## DATA LISTING
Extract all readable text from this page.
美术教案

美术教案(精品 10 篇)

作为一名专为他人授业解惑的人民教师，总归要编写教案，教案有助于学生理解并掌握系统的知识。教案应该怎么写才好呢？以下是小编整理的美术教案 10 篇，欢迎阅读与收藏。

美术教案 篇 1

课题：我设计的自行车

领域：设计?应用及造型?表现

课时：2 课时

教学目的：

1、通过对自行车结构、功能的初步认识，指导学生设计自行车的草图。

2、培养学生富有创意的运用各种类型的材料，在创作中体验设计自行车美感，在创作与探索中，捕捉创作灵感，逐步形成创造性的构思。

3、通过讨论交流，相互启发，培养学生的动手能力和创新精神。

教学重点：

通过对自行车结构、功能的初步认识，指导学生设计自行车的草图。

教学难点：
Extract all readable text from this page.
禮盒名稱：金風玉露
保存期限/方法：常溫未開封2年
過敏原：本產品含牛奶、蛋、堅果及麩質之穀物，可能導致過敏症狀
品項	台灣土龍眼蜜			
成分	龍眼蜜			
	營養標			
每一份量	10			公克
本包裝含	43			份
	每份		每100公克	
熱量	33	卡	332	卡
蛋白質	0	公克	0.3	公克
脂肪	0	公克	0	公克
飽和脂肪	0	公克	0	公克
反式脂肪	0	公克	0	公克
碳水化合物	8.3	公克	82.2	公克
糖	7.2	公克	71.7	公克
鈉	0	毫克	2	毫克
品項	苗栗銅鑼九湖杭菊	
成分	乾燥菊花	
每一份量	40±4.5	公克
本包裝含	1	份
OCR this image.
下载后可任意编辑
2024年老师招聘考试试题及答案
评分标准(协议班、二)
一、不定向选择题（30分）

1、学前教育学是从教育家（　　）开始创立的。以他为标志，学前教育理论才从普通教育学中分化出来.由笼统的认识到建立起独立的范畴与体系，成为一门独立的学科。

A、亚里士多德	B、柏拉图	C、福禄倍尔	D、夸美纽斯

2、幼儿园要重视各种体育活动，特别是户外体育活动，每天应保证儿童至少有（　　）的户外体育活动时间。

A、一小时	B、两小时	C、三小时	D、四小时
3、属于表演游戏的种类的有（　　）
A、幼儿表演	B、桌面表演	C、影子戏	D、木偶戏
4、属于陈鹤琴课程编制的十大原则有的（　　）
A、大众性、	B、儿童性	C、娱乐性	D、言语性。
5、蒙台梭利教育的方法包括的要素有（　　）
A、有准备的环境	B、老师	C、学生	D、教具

## EXERCISE BRIEF
Only the lines from the one containing "OCR this image." to the end of the records should be repeated, exactly as they appear.

## THE RESPONSE
OCR this image.
下载后可任意编辑
2024年老师招聘考试试题及答案
评分标准(协议班、二)
一、不定向选择题（30分）

1、学前教育学是从教育家（　　）开始创立的。以他为标志，学前教育理论才从普通教育学中分化出来.由笼统的认识到建立起独立的范畴与体系，成为一门独立的学科。

A、亚里士多德	B、柏拉图	C、福禄倍尔	D、夸美纽斯

2、幼儿园要重视各种体育活动，特别是户外体育活动，每天应保证儿童至少有（　　）的户外体育活动时间。

A、一小时	B、两小时	C、三小时	D、四小时
3、属于表演游戏的种类的有（　　）
A、幼儿表演	B、桌面表演	C、影子戏	D、木偶戏
4、属于陈鹤琴课程编制的十大原则有的（　　）
A、大众性、	B、儿童性	C、娱乐性	D、言语性。
5、蒙台梭利教育的方法包括的要素有（　　）
A、有准备的环境	B、老师	C、学生	D、教具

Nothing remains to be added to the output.